(Element and coordinate records)
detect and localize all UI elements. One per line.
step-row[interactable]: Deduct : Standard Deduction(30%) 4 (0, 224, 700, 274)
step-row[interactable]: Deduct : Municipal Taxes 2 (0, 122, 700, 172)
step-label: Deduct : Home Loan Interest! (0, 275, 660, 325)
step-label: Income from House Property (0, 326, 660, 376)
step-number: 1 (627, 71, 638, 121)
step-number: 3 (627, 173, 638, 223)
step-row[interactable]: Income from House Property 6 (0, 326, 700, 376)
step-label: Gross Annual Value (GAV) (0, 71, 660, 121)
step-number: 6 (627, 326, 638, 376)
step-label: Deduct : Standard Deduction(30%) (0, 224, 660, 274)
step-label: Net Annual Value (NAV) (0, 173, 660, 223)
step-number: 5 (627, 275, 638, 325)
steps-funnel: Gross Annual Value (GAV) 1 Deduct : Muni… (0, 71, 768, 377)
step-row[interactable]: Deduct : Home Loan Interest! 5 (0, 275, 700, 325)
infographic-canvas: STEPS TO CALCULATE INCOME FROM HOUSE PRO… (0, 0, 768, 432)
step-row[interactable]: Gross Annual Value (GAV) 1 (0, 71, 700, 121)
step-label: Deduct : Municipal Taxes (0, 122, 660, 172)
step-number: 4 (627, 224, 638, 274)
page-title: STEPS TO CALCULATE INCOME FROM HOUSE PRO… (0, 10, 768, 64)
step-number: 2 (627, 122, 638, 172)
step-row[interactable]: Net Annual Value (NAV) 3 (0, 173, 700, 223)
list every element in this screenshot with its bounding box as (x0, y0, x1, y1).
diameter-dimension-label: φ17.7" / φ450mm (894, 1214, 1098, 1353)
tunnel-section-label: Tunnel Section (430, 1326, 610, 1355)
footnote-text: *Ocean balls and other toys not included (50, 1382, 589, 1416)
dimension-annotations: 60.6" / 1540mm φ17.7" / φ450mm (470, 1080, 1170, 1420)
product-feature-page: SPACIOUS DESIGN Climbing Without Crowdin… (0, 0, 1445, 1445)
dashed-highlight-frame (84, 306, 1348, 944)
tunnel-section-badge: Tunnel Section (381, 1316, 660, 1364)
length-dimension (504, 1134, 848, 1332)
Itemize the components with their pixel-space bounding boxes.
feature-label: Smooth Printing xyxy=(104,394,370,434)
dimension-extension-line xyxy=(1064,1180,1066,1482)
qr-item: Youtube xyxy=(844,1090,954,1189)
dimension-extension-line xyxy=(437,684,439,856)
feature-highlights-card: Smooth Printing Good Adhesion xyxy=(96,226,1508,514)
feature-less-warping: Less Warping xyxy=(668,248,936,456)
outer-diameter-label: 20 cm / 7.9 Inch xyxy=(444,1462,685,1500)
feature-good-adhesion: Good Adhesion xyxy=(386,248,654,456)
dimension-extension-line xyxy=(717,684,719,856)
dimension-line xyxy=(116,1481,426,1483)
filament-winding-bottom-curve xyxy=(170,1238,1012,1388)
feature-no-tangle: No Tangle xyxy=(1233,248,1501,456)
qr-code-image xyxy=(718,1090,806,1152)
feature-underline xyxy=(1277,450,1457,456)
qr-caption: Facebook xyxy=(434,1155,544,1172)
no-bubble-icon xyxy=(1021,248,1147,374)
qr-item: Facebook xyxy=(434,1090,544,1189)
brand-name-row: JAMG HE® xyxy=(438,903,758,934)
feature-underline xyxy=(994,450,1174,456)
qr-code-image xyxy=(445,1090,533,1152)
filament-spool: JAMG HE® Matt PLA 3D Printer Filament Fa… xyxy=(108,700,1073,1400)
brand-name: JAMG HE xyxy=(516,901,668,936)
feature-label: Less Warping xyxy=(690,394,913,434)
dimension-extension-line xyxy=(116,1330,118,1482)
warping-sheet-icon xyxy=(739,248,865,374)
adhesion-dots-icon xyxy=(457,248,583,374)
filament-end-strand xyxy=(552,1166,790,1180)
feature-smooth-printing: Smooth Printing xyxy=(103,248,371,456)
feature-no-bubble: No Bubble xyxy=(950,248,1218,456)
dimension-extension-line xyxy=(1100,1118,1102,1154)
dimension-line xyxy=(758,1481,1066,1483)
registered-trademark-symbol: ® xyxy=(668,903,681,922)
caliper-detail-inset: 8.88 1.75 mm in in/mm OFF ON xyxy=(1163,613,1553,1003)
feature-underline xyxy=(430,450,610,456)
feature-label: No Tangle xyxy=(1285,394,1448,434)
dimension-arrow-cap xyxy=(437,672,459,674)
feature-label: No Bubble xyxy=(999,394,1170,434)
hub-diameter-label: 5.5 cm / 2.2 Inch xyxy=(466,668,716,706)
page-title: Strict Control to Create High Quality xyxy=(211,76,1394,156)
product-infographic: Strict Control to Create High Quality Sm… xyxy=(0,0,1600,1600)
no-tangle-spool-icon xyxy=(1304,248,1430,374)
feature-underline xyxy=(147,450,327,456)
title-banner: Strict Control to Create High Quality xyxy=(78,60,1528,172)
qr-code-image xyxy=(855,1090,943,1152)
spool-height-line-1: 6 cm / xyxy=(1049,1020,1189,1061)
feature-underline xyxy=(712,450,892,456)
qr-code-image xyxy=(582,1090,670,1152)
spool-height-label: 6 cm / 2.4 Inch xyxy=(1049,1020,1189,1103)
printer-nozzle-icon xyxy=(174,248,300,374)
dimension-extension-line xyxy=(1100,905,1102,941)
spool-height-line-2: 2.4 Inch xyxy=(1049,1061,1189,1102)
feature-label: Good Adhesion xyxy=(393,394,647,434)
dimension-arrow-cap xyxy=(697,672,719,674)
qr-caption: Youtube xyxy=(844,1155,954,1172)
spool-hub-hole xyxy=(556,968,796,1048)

Brief :: Can you set out every line of the listing as a numbered list, dropping any blank lines?

Output for this exercise ::
1. detect and localize all UI elements. One per line.
2. step-row[interactable]: Deduct : Standard Deduction(30%) 4 (0, 224, 700, 274)
3. step-row[interactable]: Deduct : Municipal Taxes 2 (0, 122, 700, 172)
4. step-label: Deduct : Home Loan Interest! (0, 275, 660, 325)
5. step-label: Income from House Property (0, 326, 660, 376)
6. step-number: 1 (627, 71, 638, 121)
7. step-number: 3 (627, 173, 638, 223)
8. step-row[interactable]: Income from House Property 6 (0, 326, 700, 376)
9. step-label: Gross Annual Value (GAV) (0, 71, 660, 121)
10. step-number: 6 (627, 326, 638, 376)
11. step-label: Deduct : Standard Deduction(30%) (0, 224, 660, 274)
12. step-label: Net Annual Value (NAV) (0, 173, 660, 223)
13. step-number: 5 (627, 275, 638, 325)
14. steps-funnel: Gross Annual Value (GAV) 1 Deduct : Muni… (0, 71, 768, 377)
15. step-row[interactable]: Deduct : Home Loan Interest! 5 (0, 275, 700, 325)
16. infographic-canvas: STEPS TO CALCULATE INCOME FROM HOUSE PRO… (0, 0, 768, 432)
17. step-row[interactable]: Gross Annual Value (GAV) 1 (0, 71, 700, 121)
18. step-label: Deduct : Municipal Taxes (0, 122, 660, 172)
19. step-number: 4 (627, 224, 638, 274)
20. page-title: STEPS TO CALCULATE INCOME FROM HOUSE PRO… (0, 10, 768, 64)
21. step-number: 2 (627, 122, 638, 172)
22. step-row[interactable]: Net Annual Value (NAV) 3 (0, 173, 700, 223)
23. list every element in this screenshot with its bounding box as (x0, y0, x1, y1).
24. diameter-dimension-label: φ17.7" / φ450mm (894, 1214, 1098, 1353)
25. tunnel-section-label: Tunnel Section (430, 1326, 610, 1355)
26. footnote-text: *Ocean balls and other toys not included (50, 1382, 589, 1416)
27. dimension-annotations: 60.6" / 1540mm φ17.7" / φ450mm (470, 1080, 1170, 1420)
28. product-feature-page: SPACIOUS DESIGN Climbing Without Crowdin… (0, 0, 1445, 1445)
29. dashed-highlight-frame (84, 306, 1348, 944)
30. tunnel-section-badge: Tunnel Section (381, 1316, 660, 1364)
31. length-dimension (504, 1134, 848, 1332)
32. Itemize the components with their pixel-space bounding boxes.
33. feature-label: Smooth Printing xyxy=(104,394,370,434)
34. dimension-extension-line xyxy=(1064,1180,1066,1482)
35. qr-item: Youtube xyxy=(844,1090,954,1189)
36. dimension-extension-line xyxy=(437,684,439,856)
37. feature-highlights-card: Smooth Printing Good Adhesion xyxy=(96,226,1508,514)
38. feature-less-warping: Less Warping xyxy=(668,248,936,456)
39. outer-diameter-label: 20 cm / 7.9 Inch xyxy=(444,1462,685,1500)
40. feature-good-adhesion: Good Adhesion xyxy=(386,248,654,456)
41. dimension-extension-line xyxy=(717,684,719,856)
42. dimension-line xyxy=(116,1481,426,1483)
43. filament-winding-bottom-curve xyxy=(170,1238,1012,1388)
44. feature-no-tangle: No Tangle xyxy=(1233,248,1501,456)
45. qr-code-image xyxy=(718,1090,806,1152)
46. feature-underline xyxy=(1277,450,1457,456)
47. qr-caption: Facebook xyxy=(434,1155,544,1172)
48. no-bubble-icon xyxy=(1021,248,1147,374)
49. qr-item: Facebook xyxy=(434,1090,544,1189)
50. brand-name-row: JAMG HE® xyxy=(438,903,758,934)
51. feature-underline xyxy=(994,450,1174,456)
52. qr-code-image xyxy=(445,1090,533,1152)
53. filament-spool: JAMG HE® Matt PLA 3D Printer Filament Fa… xyxy=(108,700,1073,1400)
54. brand-name: JAMG HE xyxy=(516,901,668,936)
55. feature-label: Less Warping xyxy=(690,394,913,434)
56. dimension-extension-line xyxy=(116,1330,118,1482)
57. warping-sheet-icon xyxy=(739,248,865,374)
58. adhesion-dots-icon xyxy=(457,248,583,374)
59. filament-end-strand xyxy=(552,1166,790,1180)
60. feature-smooth-printing: Smooth Printing xyxy=(103,248,371,456)
61. feature-no-bubble: No Bubble xyxy=(950,248,1218,456)
62. dimension-extension-line xyxy=(1100,1118,1102,1154)
63. dimension-line xyxy=(758,1481,1066,1483)
64. registered-trademark-symbol: ® xyxy=(668,903,681,922)
65. caliper-detail-inset: 8.88 1.75 mm in in/mm OFF ON xyxy=(1163,613,1553,1003)
66. feature-underline xyxy=(430,450,610,456)
67. feature-label: No Tangle xyxy=(1285,394,1448,434)
68. dimension-arrow-cap xyxy=(437,672,459,674)
69. feature-label: No Bubble xyxy=(999,394,1170,434)
70. hub-diameter-label: 5.5 cm / 2.2 Inch xyxy=(466,668,716,706)
71. page-title: Strict Control to Create High Quality xyxy=(211,76,1394,156)
72. product-infographic: Strict Control to Create High Quality Sm… xyxy=(0,0,1600,1600)
73. no-tangle-spool-icon xyxy=(1304,248,1430,374)
74. feature-underline xyxy=(147,450,327,456)
75. title-banner: Strict Control to Create High Quality xyxy=(78,60,1528,172)
76. qr-code-image xyxy=(855,1090,943,1152)
77. spool-height-line-1: 6 cm / xyxy=(1049,1020,1189,1061)
78. feature-underline xyxy=(712,450,892,456)
79. qr-code-image xyxy=(582,1090,670,1152)
80. spool-height-label: 6 cm / 2.4 Inch xyxy=(1049,1020,1189,1103)
81. printer-nozzle-icon xyxy=(174,248,300,374)
82. dimension-extension-line xyxy=(1100,905,1102,941)
83. spool-height-line-2: 2.4 Inch xyxy=(1049,1061,1189,1102)
84. feature-label: Good Adhesion xyxy=(393,394,647,434)
85. dimension-arrow-cap xyxy=(697,672,719,674)
86. qr-caption: Youtube xyxy=(844,1155,954,1172)
87. spool-hub-hole xyxy=(556,968,796,1048)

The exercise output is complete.